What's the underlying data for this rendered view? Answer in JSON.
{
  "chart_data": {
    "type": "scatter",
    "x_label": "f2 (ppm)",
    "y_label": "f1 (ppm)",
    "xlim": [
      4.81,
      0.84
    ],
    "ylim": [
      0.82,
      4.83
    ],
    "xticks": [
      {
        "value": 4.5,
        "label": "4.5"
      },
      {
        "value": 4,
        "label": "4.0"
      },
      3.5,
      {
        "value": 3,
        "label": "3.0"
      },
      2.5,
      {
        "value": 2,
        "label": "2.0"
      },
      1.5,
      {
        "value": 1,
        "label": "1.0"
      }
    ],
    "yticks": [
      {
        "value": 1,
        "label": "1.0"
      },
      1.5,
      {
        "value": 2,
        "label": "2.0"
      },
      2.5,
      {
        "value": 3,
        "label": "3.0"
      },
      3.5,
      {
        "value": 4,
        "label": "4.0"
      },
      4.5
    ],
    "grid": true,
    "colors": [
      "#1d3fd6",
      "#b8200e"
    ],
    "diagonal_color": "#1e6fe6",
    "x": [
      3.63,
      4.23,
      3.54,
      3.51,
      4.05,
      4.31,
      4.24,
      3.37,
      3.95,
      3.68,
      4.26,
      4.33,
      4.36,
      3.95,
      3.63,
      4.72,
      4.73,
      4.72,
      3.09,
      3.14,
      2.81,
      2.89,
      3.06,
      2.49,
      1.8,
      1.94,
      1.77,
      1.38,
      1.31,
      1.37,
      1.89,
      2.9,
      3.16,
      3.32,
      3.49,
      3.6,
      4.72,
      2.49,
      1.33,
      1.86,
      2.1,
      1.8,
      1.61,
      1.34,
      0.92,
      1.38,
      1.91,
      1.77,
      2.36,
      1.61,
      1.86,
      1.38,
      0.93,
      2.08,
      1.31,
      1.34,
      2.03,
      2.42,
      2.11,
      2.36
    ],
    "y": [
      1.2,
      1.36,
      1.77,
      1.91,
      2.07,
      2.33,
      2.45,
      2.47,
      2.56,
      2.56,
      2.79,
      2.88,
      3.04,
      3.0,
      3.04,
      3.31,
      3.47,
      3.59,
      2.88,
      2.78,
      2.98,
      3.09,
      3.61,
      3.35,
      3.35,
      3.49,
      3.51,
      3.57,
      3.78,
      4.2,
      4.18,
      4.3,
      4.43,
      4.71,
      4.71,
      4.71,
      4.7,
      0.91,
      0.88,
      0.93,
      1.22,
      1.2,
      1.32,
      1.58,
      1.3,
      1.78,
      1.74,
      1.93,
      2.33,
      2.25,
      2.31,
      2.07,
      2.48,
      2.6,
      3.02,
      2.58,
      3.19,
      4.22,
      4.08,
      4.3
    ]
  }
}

■ Your task:
Type the whole listing again, unaltered.

■ Solution to this exercise:
What's the underlying data for this rendered view? Answer in JSON.
{
  "chart_data": {
    "type": "scatter",
    "x_label": "f2 (ppm)",
    "y_label": "f1 (ppm)",
    "xlim": [
      4.81,
      0.84
    ],
    "ylim": [
      0.82,
      4.83
    ],
    "xticks": [
      {
        "value": 4.5,
        "label": "4.5"
      },
      {
        "value": 4,
        "label": "4.0"
      },
      3.5,
      {
        "value": 3,
        "label": "3.0"
      },
      2.5,
      {
        "value": 2,
        "label": "2.0"
      },
      1.5,
      {
        "value": 1,
        "label": "1.0"
      }
    ],
    "yticks": [
      {
        "value": 1,
        "label": "1.0"
      },
      1.5,
      {
        "value": 2,
        "label": "2.0"
      },
      2.5,
      {
        "value": 3,
        "label": "3.0"
      },
      3.5,
      {
        "value": 4,
        "label": "4.0"
      },
      4.5
    ],
    "grid": true,
    "colors": [
      "#1d3fd6",
      "#b8200e"
    ],
    "diagonal_color": "#1e6fe6",
    "x": [
      3.63,
      4.23,
      3.54,
      3.51,
      4.05,
      4.31,
      4.24,
      3.37,
      3.95,
      3.68,
      4.26,
      4.33,
      4.36,
      3.95,
      3.63,
      4.72,
      4.73,
      4.72,
      3.09,
      3.14,
      2.81,
      2.89,
      3.06,
      2.49,
      1.8,
      1.94,
      1.77,
      1.38,
      1.31,
      1.37,
      1.89,
      2.9,
      3.16,
      3.32,
      3.49,
      3.6,
      4.72,
      2.49,
      1.33,
      1.86,
      2.1,
      1.8,
      1.61,
      1.34,
      0.92,
      1.38,
      1.91,
      1.77,
      2.36,
      1.61,
      1.86,
      1.38,
      0.93,
      2.08,
      1.31,
      1.34,
      2.03,
      2.42,
      2.11,
      2.36
    ],
    "y": [
      1.2,
      1.36,
      1.77,
      1.91,
      2.07,
      2.33,
      2.45,
      2.47,
      2.56,
      2.56,
      2.79,
      2.88,
      3.04,
      3.0,
      3.04,
      3.31,
      3.47,
      3.59,
      2.88,
      2.78,
      2.98,
      3.09,
      3.61,
      3.35,
      3.35,
      3.49,
      3.51,
      3.57,
      3.78,
      4.2,
      4.18,
      4.3,
      4.43,
      4.71,
      4.71,
      4.71,
      4.7,
      0.91,
      0.88,
      0.93,
      1.22,
      1.2,
      1.32,
      1.58,
      1.3,
      1.78,
      1.74,
      1.93,
      2.33,
      2.25,
      2.31,
      2.07,
      2.48,
      2.6,
      3.02,
      2.58,
      3.19,
      4.22,
      4.08,
      4.3
    ]
  }
}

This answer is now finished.